*** STORED ROWS

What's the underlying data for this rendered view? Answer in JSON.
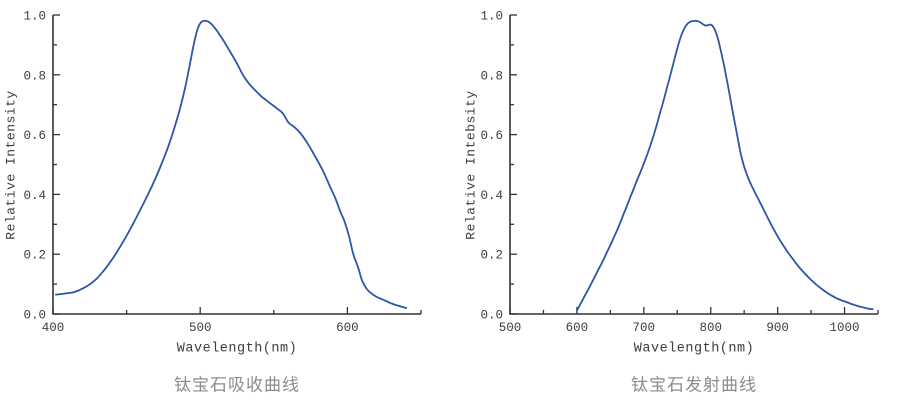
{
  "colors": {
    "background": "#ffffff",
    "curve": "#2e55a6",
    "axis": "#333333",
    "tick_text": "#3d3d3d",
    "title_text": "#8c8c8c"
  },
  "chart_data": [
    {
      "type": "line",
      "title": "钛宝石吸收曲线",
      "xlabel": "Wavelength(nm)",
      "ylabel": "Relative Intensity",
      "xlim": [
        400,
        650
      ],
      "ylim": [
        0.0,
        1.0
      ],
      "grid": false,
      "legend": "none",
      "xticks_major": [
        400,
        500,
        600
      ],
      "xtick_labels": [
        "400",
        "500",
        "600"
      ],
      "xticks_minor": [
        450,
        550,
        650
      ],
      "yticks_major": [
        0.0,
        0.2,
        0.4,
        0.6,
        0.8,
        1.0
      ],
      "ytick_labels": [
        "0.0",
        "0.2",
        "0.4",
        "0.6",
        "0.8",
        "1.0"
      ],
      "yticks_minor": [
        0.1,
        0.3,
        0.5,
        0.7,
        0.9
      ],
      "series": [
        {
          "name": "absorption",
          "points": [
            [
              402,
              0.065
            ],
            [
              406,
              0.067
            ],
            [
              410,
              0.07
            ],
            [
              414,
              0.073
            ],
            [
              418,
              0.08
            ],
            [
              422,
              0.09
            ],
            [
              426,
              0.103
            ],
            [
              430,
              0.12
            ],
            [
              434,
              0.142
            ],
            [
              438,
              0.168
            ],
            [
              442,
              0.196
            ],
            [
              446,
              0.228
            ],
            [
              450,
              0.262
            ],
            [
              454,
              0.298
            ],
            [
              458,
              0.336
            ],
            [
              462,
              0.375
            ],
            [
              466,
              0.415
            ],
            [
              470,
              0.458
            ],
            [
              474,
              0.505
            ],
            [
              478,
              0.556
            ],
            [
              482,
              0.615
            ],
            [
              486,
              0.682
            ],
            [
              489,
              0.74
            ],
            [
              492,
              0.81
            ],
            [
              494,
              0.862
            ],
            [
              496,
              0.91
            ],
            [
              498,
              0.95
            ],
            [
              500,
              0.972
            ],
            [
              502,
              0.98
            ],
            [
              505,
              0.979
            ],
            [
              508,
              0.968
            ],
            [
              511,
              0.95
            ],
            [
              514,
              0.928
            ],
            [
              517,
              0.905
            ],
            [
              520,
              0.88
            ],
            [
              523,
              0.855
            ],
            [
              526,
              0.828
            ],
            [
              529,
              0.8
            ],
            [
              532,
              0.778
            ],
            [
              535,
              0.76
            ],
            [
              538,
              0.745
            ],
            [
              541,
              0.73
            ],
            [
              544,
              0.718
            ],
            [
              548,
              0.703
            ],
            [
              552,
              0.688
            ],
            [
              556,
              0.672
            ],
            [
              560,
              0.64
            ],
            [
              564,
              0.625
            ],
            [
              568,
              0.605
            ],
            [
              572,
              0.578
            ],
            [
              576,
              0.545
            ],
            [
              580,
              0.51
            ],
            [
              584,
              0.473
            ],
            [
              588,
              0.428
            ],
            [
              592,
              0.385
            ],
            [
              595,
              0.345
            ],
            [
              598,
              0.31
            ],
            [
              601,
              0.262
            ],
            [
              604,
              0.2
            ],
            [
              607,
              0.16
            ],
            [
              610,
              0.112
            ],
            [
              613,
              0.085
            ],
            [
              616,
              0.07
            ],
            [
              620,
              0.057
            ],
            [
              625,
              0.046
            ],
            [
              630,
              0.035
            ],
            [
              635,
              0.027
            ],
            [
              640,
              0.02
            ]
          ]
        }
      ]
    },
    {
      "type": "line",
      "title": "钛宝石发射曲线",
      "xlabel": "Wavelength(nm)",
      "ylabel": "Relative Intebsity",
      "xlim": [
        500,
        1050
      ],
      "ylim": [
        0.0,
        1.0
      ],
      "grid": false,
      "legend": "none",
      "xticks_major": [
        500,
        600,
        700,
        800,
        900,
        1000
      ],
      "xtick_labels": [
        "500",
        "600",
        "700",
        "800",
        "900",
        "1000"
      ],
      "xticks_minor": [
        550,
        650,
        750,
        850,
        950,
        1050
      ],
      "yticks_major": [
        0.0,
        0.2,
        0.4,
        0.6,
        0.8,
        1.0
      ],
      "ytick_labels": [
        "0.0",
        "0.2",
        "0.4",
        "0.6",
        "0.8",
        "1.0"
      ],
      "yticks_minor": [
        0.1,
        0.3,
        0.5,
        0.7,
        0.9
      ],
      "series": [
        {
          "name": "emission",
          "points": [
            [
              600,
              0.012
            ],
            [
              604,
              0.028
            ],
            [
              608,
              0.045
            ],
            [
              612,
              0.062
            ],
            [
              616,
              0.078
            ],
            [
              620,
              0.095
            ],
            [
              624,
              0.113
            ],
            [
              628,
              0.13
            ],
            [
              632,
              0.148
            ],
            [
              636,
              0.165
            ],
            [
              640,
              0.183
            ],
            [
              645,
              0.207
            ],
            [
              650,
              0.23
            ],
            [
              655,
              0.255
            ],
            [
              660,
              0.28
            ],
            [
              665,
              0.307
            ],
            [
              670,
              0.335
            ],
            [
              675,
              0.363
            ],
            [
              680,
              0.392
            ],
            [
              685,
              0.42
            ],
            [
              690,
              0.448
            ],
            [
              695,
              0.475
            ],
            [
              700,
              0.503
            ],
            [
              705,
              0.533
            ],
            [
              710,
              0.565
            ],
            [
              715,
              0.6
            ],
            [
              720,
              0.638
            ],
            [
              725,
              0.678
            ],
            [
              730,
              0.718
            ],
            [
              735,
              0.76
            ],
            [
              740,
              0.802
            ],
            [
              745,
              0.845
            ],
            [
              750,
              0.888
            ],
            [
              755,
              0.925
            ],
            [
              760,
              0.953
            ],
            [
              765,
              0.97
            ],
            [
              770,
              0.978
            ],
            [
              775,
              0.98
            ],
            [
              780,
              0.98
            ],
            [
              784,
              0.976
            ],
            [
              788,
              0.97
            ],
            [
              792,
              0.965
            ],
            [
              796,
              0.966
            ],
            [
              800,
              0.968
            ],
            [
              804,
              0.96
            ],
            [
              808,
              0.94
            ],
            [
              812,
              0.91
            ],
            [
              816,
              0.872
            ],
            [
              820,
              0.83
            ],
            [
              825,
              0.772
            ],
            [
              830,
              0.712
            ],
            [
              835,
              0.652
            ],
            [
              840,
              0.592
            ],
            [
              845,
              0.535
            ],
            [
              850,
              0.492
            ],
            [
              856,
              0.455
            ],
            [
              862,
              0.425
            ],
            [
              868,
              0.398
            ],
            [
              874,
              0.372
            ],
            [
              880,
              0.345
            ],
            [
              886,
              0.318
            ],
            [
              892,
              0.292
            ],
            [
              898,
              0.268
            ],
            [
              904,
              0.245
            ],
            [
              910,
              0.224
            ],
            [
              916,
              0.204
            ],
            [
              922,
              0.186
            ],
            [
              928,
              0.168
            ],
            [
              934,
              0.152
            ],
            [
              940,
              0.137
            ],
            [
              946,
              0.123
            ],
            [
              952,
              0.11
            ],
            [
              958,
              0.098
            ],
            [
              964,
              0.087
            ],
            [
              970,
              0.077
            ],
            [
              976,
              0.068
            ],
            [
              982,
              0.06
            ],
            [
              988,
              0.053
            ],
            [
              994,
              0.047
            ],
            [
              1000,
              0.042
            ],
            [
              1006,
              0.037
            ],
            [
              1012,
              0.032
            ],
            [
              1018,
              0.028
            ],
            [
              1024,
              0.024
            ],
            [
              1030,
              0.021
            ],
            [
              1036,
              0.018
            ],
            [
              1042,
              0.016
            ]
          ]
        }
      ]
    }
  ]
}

******

*YOUR OBJECTIVE:*
Give every line back word for word and leave the pictures out.

*WORKED SOLUTION:*
What's the underlying data for this rendered view? Answer in JSON.
{
  "colors": {
    "background": "#ffffff",
    "curve": "#2e55a6",
    "axis": "#333333",
    "tick_text": "#3d3d3d",
    "title_text": "#8c8c8c"
  },
  "chart_data": [
    {
      "type": "line",
      "title": "钛宝石吸收曲线",
      "xlabel": "Wavelength(nm)",
      "ylabel": "Relative Intensity",
      "xlim": [
        400,
        650
      ],
      "ylim": [
        0.0,
        1.0
      ],
      "grid": false,
      "legend": "none",
      "xticks_major": [
        400,
        500,
        600
      ],
      "xtick_labels": [
        "400",
        "500",
        "600"
      ],
      "xticks_minor": [
        450,
        550,
        650
      ],
      "yticks_major": [
        0.0,
        0.2,
        0.4,
        0.6,
        0.8,
        1.0
      ],
      "ytick_labels": [
        "0.0",
        "0.2",
        "0.4",
        "0.6",
        "0.8",
        "1.0"
      ],
      "yticks_minor": [
        0.1,
        0.3,
        0.5,
        0.7,
        0.9
      ],
      "series": [
        {
          "name": "absorption",
          "points": [
            [
              402,
              0.065
            ],
            [
              406,
              0.067
            ],
            [
              410,
              0.07
            ],
            [
              414,
              0.073
            ],
            [
              418,
              0.08
            ],
            [
              422,
              0.09
            ],
            [
              426,
              0.103
            ],
            [
              430,
              0.12
            ],
            [
              434,
              0.142
            ],
            [
              438,
              0.168
            ],
            [
              442,
              0.196
            ],
            [
              446,
              0.228
            ],
            [
              450,
              0.262
            ],
            [
              454,
              0.298
            ],
            [
              458,
              0.336
            ],
            [
              462,
              0.375
            ],
            [
              466,
              0.415
            ],
            [
              470,
              0.458
            ],
            [
              474,
              0.505
            ],
            [
              478,
              0.556
            ],
            [
              482,
              0.615
            ],
            [
              486,
              0.682
            ],
            [
              489,
              0.74
            ],
            [
              492,
              0.81
            ],
            [
              494,
              0.862
            ],
            [
              496,
              0.91
            ],
            [
              498,
              0.95
            ],
            [
              500,
              0.972
            ],
            [
              502,
              0.98
            ],
            [
              505,
              0.979
            ],
            [
              508,
              0.968
            ],
            [
              511,
              0.95
            ],
            [
              514,
              0.928
            ],
            [
              517,
              0.905
            ],
            [
              520,
              0.88
            ],
            [
              523,
              0.855
            ],
            [
              526,
              0.828
            ],
            [
              529,
              0.8
            ],
            [
              532,
              0.778
            ],
            [
              535,
              0.76
            ],
            [
              538,
              0.745
            ],
            [
              541,
              0.73
            ],
            [
              544,
              0.718
            ],
            [
              548,
              0.703
            ],
            [
              552,
              0.688
            ],
            [
              556,
              0.672
            ],
            [
              560,
              0.64
            ],
            [
              564,
              0.625
            ],
            [
              568,
              0.605
            ],
            [
              572,
              0.578
            ],
            [
              576,
              0.545
            ],
            [
              580,
              0.51
            ],
            [
              584,
              0.473
            ],
            [
              588,
              0.428
            ],
            [
              592,
              0.385
            ],
            [
              595,
              0.345
            ],
            [
              598,
              0.31
            ],
            [
              601,
              0.262
            ],
            [
              604,
              0.2
            ],
            [
              607,
              0.16
            ],
            [
              610,
              0.112
            ],
            [
              613,
              0.085
            ],
            [
              616,
              0.07
            ],
            [
              620,
              0.057
            ],
            [
              625,
              0.046
            ],
            [
              630,
              0.035
            ],
            [
              635,
              0.027
            ],
            [
              640,
              0.02
            ]
          ]
        }
      ]
    },
    {
      "type": "line",
      "title": "钛宝石发射曲线",
      "xlabel": "Wavelength(nm)",
      "ylabel": "Relative Intebsity",
      "xlim": [
        500,
        1050
      ],
      "ylim": [
        0.0,
        1.0
      ],
      "grid": false,
      "legend": "none",
      "xticks_major": [
        500,
        600,
        700,
        800,
        900,
        1000
      ],
      "xtick_labels": [
        "500",
        "600",
        "700",
        "800",
        "900",
        "1000"
      ],
      "xticks_minor": [
        550,
        650,
        750,
        850,
        950,
        1050
      ],
      "yticks_major": [
        0.0,
        0.2,
        0.4,
        0.6,
        0.8,
        1.0
      ],
      "ytick_labels": [
        "0.0",
        "0.2",
        "0.4",
        "0.6",
        "0.8",
        "1.0"
      ],
      "yticks_minor": [
        0.1,
        0.3,
        0.5,
        0.7,
        0.9
      ],
      "series": [
        {
          "name": "emission",
          "points": [
            [
              600,
              0.012
            ],
            [
              604,
              0.028
            ],
            [
              608,
              0.045
            ],
            [
              612,
              0.062
            ],
            [
              616,
              0.078
            ],
            [
              620,
              0.095
            ],
            [
              624,
              0.113
            ],
            [
              628,
              0.13
            ],
            [
              632,
              0.148
            ],
            [
              636,
              0.165
            ],
            [
              640,
              0.183
            ],
            [
              645,
              0.207
            ],
            [
              650,
              0.23
            ],
            [
              655,
              0.255
            ],
            [
              660,
              0.28
            ],
            [
              665,
              0.307
            ],
            [
              670,
              0.335
            ],
            [
              675,
              0.363
            ],
            [
              680,
              0.392
            ],
            [
              685,
              0.42
            ],
            [
              690,
              0.448
            ],
            [
              695,
              0.475
            ],
            [
              700,
              0.503
            ],
            [
              705,
              0.533
            ],
            [
              710,
              0.565
            ],
            [
              715,
              0.6
            ],
            [
              720,
              0.638
            ],
            [
              725,
              0.678
            ],
            [
              730,
              0.718
            ],
            [
              735,
              0.76
            ],
            [
              740,
              0.802
            ],
            [
              745,
              0.845
            ],
            [
              750,
              0.888
            ],
            [
              755,
              0.925
            ],
            [
              760,
              0.953
            ],
            [
              765,
              0.97
            ],
            [
              770,
              0.978
            ],
            [
              775,
              0.98
            ],
            [
              780,
              0.98
            ],
            [
              784,
              0.976
            ],
            [
              788,
              0.97
            ],
            [
              792,
              0.965
            ],
            [
              796,
              0.966
            ],
            [
              800,
              0.968
            ],
            [
              804,
              0.96
            ],
            [
              808,
              0.94
            ],
            [
              812,
              0.91
            ],
            [
              816,
              0.872
            ],
            [
              820,
              0.83
            ],
            [
              825,
              0.772
            ],
            [
              830,
              0.712
            ],
            [
              835,
              0.652
            ],
            [
              840,
              0.592
            ],
            [
              845,
              0.535
            ],
            [
              850,
              0.492
            ],
            [
              856,
              0.455
            ],
            [
              862,
              0.425
            ],
            [
              868,
              0.398
            ],
            [
              874,
              0.372
            ],
            [
              880,
              0.345
            ],
            [
              886,
              0.318
            ],
            [
              892,
              0.292
            ],
            [
              898,
              0.268
            ],
            [
              904,
              0.245
            ],
            [
              910,
              0.224
            ],
            [
              916,
              0.204
            ],
            [
              922,
              0.186
            ],
            [
              928,
              0.168
            ],
            [
              934,
              0.152
            ],
            [
              940,
              0.137
            ],
            [
              946,
              0.123
            ],
            [
              952,
              0.11
            ],
            [
              958,
              0.098
            ],
            [
              964,
              0.087
            ],
            [
              970,
              0.077
            ],
            [
              976,
              0.068
            ],
            [
              982,
              0.06
            ],
            [
              988,
              0.053
            ],
            [
              994,
              0.047
            ],
            [
              1000,
              0.042
            ],
            [
              1006,
              0.037
            ],
            [
              1012,
              0.032
            ],
            [
              1018,
              0.028
            ],
            [
              1024,
              0.024
            ],
            [
              1030,
              0.021
            ],
            [
              1036,
              0.018
            ],
            [
              1042,
              0.016
            ]
          ]
        }
      ]
    }
  ]
}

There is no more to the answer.